● **What you will do**: Go through the entries below and pick out every line with "this".

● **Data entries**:
* BEGIN *

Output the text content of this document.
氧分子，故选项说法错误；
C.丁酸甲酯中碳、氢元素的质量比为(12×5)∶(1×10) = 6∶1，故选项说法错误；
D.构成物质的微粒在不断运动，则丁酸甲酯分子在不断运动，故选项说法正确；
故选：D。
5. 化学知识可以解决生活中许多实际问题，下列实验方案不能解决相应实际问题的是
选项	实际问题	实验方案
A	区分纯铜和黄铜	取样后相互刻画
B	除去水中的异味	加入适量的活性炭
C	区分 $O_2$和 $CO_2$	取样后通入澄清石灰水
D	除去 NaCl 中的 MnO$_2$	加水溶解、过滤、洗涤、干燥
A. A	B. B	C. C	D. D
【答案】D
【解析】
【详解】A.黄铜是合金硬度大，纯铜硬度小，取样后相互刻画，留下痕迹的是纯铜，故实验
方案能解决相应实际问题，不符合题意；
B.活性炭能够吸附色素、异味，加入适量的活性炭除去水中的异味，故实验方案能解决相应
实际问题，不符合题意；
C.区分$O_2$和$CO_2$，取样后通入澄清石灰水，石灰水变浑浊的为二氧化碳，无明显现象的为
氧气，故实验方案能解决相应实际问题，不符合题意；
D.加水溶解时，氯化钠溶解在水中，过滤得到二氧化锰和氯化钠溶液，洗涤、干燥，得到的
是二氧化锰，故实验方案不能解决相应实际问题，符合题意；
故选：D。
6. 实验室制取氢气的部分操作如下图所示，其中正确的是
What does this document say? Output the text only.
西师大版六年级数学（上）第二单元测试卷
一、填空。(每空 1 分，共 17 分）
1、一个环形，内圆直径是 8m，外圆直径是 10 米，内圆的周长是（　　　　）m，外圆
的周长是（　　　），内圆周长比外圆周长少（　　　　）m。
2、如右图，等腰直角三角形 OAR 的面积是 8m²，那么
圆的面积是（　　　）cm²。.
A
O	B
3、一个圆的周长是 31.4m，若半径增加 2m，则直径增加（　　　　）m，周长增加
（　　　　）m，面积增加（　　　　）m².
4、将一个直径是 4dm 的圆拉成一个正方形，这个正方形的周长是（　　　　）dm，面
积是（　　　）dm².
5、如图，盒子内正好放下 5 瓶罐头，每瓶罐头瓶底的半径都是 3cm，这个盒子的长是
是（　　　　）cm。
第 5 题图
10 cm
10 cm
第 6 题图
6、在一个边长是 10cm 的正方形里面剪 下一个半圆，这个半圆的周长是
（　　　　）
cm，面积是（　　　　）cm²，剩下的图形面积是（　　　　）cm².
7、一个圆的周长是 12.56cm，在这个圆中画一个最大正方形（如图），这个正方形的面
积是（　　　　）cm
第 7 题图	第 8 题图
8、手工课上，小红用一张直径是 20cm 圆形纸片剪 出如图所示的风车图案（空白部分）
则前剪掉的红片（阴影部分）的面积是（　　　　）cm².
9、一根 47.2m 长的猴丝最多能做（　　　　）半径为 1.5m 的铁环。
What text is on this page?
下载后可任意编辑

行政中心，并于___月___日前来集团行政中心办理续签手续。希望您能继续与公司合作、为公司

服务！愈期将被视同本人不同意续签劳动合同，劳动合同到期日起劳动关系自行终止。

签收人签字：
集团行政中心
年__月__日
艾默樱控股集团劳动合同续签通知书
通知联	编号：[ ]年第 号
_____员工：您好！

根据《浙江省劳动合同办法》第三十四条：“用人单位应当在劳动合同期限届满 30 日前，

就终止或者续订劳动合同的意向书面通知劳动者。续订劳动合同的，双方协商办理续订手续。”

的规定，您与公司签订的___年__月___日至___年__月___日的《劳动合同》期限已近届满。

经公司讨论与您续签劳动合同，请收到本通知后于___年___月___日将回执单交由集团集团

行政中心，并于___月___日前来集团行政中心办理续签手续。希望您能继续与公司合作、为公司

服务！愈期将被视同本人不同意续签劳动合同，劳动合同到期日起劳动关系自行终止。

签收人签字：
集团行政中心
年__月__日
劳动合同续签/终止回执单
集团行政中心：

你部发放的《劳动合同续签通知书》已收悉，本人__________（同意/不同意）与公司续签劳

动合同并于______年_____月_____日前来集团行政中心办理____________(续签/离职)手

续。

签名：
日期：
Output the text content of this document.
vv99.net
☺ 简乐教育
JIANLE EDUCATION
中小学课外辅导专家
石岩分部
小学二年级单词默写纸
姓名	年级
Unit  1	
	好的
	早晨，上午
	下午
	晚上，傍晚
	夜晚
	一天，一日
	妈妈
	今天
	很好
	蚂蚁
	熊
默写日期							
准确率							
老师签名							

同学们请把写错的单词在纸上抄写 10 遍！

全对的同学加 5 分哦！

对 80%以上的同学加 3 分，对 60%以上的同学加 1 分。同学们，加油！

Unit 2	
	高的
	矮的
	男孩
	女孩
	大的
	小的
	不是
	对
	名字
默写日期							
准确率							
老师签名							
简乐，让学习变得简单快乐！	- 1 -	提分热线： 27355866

* END *

● **Answer**:
Output the text content of this document.
What does this document say? Output the text only.
What text is on this page?
Output the text content of this document.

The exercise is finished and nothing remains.